SET PROBLEM – Produce an exact copy of all the records.

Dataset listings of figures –

>>>>>

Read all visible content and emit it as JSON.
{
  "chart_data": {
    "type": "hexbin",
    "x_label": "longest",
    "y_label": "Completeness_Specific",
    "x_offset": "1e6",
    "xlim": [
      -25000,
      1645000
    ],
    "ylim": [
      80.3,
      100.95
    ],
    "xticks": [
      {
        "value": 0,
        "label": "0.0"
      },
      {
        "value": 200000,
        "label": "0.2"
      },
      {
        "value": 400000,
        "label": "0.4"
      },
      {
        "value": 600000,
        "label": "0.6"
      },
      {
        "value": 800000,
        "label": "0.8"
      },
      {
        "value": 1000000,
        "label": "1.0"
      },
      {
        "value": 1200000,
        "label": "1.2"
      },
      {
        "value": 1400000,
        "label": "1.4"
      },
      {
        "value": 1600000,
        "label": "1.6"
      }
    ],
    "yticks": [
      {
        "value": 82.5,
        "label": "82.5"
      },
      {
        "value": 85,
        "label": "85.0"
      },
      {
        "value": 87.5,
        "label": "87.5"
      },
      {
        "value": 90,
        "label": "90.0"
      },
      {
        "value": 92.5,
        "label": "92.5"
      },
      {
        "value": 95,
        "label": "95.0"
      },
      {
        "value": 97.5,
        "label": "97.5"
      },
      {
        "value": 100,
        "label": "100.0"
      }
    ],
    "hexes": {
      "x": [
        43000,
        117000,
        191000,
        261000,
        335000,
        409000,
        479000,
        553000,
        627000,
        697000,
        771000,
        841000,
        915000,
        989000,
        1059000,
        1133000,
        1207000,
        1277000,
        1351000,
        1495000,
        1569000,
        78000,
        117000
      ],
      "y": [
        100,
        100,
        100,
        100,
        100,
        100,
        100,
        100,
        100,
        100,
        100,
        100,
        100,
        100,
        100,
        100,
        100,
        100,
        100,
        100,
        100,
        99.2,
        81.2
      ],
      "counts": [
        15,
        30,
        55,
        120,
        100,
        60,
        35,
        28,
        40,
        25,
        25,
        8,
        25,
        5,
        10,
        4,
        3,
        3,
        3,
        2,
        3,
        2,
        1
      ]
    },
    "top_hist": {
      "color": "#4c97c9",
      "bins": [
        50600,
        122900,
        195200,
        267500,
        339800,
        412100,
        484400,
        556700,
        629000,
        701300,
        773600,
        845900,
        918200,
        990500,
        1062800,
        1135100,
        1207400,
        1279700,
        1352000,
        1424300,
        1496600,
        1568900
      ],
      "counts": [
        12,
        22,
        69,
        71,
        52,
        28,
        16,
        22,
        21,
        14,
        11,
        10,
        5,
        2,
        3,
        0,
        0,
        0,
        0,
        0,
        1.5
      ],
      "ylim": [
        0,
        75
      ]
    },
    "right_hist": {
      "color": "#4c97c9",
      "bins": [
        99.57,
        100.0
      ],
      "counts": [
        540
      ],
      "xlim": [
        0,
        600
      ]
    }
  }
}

<<<<<

TASK RESULT –
Read all visible content and emit it as JSON.
{
  "chart_data": {
    "type": "hexbin",
    "x_label": "longest",
    "y_label": "Completeness_Specific",
    "x_offset": "1e6",
    "xlim": [
      -25000,
      1645000
    ],
    "ylim": [
      80.3,
      100.95
    ],
    "xticks": [
      {
        "value": 0,
        "label": "0.0"
      },
      {
        "value": 200000,
        "label": "0.2"
      },
      {
        "value": 400000,
        "label": "0.4"
      },
      {
        "value": 600000,
        "label": "0.6"
      },
      {
        "value": 800000,
        "label": "0.8"
      },
      {
        "value": 1000000,
        "label": "1.0"
      },
      {
        "value": 1200000,
        "label": "1.2"
      },
      {
        "value": 1400000,
        "label": "1.4"
      },
      {
        "value": 1600000,
        "label": "1.6"
      }
    ],
    "yticks": [
      {
        "value": 82.5,
        "label": "82.5"
      },
      {
        "value": 85,
        "label": "85.0"
      },
      {
        "value": 87.5,
        "label": "87.5"
      },
      {
        "value": 90,
        "label": "90.0"
      },
      {
        "value": 92.5,
        "label": "92.5"
      },
      {
        "value": 95,
        "label": "95.0"
      },
      {
        "value": 97.5,
        "label": "97.5"
      },
      {
        "value": 100,
        "label": "100.0"
      }
    ],
    "hexes": {
      "x": [
        43000,
        117000,
        191000,
        261000,
        335000,
        409000,
        479000,
        553000,
        627000,
        697000,
        771000,
        841000,
        915000,
        989000,
        1059000,
        1133000,
        1207000,
        1277000,
        1351000,
        1495000,
        1569000,
        78000,
        117000
      ],
      "y": [
        100,
        100,
        100,
        100,
        100,
        100,
        100,
        100,
        100,
        100,
        100,
        100,
        100,
        100,
        100,
        100,
        100,
        100,
        100,
        100,
        100,
        99.2,
        81.2
      ],
      "counts": [
        15,
        30,
        55,
        120,
        100,
        60,
        35,
        28,
        40,
        25,
        25,
        8,
        25,
        5,
        10,
        4,
        3,
        3,
        3,
        2,
        3,
        2,
        1
      ]
    },
    "top_hist": {
      "color": "#4c97c9",
      "bins": [
        50600,
        122900,
        195200,
        267500,
        339800,
        412100,
        484400,
        556700,
        629000,
        701300,
        773600,
        845900,
        918200,
        990500,
        1062800,
        1135100,
        1207400,
        1279700,
        1352000,
        1424300,
        1496600,
        1568900
      ],
      "counts": [
        12,
        22,
        69,
        71,
        52,
        28,
        16,
        22,
        21,
        14,
        11,
        10,
        5,
        2,
        3,
        0,
        0,
        0,
        0,
        0,
        1.5
      ],
      "ylim": [
        0,
        75
      ]
    },
    "right_hist": {
      "color": "#4c97c9",
      "bins": [
        99.57,
        100.0
      ],
      "counts": [
        540
      ],
      "xlim": [
        0,
        600
      ]
    }
  }
}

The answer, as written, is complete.